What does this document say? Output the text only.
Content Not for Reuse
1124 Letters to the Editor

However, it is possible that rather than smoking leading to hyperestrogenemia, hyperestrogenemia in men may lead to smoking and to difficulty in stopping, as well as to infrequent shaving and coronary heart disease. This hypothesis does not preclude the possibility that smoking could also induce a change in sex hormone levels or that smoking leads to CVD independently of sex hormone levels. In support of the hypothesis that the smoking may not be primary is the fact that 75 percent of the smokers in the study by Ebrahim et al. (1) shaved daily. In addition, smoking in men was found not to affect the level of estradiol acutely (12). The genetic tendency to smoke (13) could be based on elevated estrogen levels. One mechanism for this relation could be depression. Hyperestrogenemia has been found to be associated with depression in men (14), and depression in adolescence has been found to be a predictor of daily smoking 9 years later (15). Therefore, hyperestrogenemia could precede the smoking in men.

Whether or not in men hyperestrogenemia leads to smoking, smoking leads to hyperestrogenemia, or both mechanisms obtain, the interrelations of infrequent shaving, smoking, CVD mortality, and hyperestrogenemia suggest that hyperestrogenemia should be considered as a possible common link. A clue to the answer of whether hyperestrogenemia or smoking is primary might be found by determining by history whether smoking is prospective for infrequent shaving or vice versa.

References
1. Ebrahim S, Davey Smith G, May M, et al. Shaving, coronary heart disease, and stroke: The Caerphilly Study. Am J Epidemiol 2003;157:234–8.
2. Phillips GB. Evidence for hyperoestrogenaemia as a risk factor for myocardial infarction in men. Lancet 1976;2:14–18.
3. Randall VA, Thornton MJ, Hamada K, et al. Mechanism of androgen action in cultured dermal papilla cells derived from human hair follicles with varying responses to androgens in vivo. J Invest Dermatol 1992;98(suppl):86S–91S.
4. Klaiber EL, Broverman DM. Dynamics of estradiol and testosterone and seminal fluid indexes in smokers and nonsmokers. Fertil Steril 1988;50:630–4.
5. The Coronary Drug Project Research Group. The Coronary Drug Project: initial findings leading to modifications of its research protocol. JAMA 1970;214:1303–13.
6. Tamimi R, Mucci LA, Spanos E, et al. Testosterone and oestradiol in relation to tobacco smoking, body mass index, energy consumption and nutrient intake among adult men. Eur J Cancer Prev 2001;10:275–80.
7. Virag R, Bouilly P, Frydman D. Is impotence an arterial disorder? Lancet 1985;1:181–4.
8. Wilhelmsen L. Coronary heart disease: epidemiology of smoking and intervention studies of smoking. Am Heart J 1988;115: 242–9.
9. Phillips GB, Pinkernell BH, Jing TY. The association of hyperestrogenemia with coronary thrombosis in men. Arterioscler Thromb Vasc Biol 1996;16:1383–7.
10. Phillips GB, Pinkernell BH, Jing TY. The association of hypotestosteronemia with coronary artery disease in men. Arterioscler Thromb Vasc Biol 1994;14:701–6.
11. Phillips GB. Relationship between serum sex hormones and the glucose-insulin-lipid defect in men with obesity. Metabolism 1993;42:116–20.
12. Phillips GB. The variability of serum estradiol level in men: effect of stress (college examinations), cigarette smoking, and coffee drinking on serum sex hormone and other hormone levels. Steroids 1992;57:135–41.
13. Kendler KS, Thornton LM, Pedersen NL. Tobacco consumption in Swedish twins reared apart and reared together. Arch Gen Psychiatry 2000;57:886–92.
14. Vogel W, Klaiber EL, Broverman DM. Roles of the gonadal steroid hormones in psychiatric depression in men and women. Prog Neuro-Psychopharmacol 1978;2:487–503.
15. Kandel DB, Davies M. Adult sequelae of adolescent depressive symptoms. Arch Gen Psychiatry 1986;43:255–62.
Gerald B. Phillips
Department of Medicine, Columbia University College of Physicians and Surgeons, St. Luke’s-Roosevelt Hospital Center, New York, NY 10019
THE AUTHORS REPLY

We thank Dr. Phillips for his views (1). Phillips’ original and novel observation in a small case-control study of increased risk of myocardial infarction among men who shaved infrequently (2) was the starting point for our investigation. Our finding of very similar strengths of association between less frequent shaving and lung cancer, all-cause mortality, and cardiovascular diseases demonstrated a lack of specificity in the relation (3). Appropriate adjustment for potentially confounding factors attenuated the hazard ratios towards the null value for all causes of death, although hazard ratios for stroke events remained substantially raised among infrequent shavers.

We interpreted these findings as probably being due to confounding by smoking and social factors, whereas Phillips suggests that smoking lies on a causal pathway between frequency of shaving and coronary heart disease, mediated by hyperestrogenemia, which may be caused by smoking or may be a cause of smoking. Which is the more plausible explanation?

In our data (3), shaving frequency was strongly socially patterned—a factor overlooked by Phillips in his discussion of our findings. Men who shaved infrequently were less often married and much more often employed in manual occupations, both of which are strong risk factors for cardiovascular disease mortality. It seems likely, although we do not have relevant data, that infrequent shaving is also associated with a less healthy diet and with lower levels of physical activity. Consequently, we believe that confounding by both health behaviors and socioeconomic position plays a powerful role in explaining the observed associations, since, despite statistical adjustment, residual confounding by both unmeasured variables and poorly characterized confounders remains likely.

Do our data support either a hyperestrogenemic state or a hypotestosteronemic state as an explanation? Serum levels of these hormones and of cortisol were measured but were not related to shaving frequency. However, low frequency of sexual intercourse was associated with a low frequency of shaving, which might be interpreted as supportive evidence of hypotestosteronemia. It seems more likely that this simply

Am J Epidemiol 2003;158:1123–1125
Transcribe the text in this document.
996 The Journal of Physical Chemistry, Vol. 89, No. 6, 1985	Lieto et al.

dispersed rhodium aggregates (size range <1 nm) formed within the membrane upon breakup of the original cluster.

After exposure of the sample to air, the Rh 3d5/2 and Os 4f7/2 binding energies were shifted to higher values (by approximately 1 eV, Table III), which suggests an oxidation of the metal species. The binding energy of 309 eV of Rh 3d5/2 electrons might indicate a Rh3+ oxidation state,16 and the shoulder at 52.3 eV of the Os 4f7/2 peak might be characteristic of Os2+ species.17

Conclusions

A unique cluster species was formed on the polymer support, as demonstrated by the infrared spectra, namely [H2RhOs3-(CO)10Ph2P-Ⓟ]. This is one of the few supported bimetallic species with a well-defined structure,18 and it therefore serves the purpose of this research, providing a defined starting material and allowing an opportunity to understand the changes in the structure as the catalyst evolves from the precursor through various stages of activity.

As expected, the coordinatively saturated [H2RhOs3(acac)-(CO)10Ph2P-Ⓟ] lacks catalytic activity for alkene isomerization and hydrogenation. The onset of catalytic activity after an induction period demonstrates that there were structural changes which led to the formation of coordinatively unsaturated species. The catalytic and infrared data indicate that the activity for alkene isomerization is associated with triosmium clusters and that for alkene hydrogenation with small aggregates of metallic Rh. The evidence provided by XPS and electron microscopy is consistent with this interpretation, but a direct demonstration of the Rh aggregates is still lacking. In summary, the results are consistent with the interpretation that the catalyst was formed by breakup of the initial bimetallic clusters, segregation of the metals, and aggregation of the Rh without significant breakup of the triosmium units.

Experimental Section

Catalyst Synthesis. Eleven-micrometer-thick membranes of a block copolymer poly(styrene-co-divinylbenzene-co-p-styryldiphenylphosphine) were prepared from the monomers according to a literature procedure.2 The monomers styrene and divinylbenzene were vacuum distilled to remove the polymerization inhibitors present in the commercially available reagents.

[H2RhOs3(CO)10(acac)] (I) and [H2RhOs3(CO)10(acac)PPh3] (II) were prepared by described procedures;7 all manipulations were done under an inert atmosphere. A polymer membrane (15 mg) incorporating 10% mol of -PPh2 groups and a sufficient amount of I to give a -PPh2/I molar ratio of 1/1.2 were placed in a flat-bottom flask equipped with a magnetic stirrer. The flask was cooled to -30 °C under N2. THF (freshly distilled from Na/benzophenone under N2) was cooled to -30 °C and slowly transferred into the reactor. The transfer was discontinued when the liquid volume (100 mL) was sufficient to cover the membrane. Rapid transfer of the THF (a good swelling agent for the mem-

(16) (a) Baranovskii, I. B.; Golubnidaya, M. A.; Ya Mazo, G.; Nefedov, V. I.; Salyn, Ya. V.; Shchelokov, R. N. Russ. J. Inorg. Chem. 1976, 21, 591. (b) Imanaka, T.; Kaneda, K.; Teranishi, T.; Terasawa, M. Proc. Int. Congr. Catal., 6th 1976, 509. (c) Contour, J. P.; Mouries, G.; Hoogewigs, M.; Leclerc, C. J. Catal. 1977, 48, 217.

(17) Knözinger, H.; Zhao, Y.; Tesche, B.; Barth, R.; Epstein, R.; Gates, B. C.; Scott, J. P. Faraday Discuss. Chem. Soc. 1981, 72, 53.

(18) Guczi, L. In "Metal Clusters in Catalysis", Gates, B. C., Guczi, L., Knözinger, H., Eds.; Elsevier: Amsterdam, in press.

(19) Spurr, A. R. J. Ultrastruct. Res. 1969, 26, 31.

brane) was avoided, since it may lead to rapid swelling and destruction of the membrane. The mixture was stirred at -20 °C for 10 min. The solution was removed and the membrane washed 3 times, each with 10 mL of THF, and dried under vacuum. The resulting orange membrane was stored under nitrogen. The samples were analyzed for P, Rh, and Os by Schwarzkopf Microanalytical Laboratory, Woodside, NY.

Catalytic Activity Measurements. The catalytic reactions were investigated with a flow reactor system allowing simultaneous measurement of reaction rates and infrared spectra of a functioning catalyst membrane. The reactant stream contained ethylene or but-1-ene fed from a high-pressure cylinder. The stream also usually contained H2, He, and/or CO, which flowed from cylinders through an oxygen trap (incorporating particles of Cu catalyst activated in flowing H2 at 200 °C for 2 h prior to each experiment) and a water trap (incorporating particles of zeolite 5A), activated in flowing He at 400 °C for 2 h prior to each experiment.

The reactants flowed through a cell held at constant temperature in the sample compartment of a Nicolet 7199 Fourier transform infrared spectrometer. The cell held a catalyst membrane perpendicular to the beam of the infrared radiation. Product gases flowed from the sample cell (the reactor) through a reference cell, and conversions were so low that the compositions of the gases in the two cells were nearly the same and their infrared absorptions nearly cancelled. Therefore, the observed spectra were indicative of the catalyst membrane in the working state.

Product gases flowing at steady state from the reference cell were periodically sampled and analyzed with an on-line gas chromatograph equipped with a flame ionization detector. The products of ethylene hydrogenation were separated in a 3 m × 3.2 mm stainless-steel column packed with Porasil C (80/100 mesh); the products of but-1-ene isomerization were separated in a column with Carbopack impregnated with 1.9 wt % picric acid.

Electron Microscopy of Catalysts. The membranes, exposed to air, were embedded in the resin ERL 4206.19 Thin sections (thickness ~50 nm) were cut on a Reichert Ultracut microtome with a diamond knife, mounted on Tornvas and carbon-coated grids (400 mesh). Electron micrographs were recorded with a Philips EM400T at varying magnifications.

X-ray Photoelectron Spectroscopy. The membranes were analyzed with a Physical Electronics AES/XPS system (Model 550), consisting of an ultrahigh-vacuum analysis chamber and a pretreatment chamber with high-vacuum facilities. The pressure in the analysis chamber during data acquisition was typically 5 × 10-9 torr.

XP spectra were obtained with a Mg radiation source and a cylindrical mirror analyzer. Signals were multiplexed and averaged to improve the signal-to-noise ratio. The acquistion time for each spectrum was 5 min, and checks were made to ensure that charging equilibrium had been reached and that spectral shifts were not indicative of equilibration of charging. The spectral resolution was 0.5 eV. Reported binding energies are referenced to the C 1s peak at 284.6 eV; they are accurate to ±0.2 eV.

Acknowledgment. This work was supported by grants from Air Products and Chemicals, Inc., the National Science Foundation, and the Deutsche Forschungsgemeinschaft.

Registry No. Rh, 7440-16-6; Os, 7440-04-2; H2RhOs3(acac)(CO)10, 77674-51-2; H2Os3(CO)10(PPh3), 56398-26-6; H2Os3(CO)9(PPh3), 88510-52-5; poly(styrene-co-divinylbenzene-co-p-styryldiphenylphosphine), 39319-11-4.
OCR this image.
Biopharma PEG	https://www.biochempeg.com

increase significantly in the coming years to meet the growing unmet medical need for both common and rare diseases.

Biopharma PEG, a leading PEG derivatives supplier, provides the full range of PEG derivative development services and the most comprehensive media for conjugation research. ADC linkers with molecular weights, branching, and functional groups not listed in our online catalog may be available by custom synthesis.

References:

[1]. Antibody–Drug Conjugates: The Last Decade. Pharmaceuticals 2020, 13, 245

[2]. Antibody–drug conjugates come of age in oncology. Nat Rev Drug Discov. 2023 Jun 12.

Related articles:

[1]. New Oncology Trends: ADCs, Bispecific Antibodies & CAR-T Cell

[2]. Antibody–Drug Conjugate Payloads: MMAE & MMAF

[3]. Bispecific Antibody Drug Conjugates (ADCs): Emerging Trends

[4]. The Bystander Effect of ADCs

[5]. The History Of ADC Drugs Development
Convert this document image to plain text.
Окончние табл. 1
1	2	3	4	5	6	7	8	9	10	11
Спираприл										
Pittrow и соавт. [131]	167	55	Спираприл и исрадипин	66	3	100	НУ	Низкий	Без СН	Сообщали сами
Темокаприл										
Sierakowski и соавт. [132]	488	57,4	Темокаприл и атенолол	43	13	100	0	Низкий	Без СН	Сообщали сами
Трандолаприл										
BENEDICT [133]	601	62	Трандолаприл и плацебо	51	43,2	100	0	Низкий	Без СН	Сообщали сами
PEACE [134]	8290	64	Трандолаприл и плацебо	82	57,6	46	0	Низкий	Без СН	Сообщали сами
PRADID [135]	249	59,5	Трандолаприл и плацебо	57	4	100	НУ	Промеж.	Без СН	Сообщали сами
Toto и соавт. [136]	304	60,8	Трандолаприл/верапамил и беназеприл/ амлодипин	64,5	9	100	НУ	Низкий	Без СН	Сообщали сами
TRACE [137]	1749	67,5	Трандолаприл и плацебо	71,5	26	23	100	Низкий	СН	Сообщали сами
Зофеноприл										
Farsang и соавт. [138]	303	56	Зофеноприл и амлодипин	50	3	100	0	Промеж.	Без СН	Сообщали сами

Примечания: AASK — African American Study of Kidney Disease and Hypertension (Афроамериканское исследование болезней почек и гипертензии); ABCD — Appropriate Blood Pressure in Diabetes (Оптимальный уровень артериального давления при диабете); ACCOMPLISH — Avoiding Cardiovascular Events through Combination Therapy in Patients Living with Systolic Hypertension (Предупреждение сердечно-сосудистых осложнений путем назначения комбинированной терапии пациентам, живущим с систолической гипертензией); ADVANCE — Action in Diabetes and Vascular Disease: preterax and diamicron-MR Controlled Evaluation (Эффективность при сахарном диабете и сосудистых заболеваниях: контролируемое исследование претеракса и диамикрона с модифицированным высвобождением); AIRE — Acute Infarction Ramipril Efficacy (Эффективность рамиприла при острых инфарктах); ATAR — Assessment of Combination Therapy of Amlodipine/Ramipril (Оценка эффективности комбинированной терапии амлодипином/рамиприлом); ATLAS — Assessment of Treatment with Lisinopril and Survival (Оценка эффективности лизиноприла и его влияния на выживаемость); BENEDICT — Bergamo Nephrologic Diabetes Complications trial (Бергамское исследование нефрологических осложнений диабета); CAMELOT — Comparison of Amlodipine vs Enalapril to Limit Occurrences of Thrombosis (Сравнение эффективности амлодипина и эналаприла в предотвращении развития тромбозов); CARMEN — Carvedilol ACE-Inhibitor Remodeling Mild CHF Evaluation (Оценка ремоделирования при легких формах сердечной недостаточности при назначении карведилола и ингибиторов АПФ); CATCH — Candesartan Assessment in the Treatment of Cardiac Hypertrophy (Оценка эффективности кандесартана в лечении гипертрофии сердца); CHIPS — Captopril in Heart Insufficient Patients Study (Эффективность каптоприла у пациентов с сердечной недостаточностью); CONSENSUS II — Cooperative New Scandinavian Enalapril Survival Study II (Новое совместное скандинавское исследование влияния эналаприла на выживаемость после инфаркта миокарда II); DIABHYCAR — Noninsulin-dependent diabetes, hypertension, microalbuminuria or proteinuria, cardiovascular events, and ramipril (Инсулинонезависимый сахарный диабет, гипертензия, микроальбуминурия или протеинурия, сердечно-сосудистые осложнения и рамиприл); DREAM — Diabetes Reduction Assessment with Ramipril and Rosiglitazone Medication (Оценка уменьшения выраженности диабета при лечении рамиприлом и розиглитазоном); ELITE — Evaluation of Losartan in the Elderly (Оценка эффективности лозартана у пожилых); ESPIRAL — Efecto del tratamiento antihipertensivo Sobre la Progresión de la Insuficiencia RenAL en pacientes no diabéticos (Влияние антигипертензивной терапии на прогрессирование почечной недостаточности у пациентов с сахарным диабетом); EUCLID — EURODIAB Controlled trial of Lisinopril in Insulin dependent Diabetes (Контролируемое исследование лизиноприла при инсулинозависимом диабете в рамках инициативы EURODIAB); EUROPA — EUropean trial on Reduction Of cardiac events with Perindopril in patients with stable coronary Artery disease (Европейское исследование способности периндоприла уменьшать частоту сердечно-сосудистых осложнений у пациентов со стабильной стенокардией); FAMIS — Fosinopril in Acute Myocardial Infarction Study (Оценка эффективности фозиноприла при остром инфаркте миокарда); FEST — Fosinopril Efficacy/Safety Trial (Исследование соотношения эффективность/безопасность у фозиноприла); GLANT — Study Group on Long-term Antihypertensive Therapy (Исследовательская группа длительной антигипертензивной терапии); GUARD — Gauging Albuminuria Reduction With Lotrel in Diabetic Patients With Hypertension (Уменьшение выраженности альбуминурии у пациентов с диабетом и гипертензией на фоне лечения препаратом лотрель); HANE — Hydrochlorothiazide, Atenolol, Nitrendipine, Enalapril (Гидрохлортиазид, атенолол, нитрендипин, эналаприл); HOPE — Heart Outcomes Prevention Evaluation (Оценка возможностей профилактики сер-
|---|
• Your assignment
Which of the lines in the material above contain "плацебо"? Copy each one out.

• Exercise output
BENEDICT [133]	601	62	Трандолаприл и плацебо	51	43,2	100	0	Низкий	Без СН	Сообщали сами
PEACE [134]	8290	64	Трандолаприл и плацебо	82	57,6	46	0	Низкий	Без СН	Сообщали сами
PRADID [135]	249	59,5	Трандолаприл и плацебо	57	4	100	НУ	Промеж.	Без СН	Сообщали сами
TRACE [137]	1749	67,5	Трандолаприл и плацебо	71,5	26	23	100	Низкий	СН	Сообщали сами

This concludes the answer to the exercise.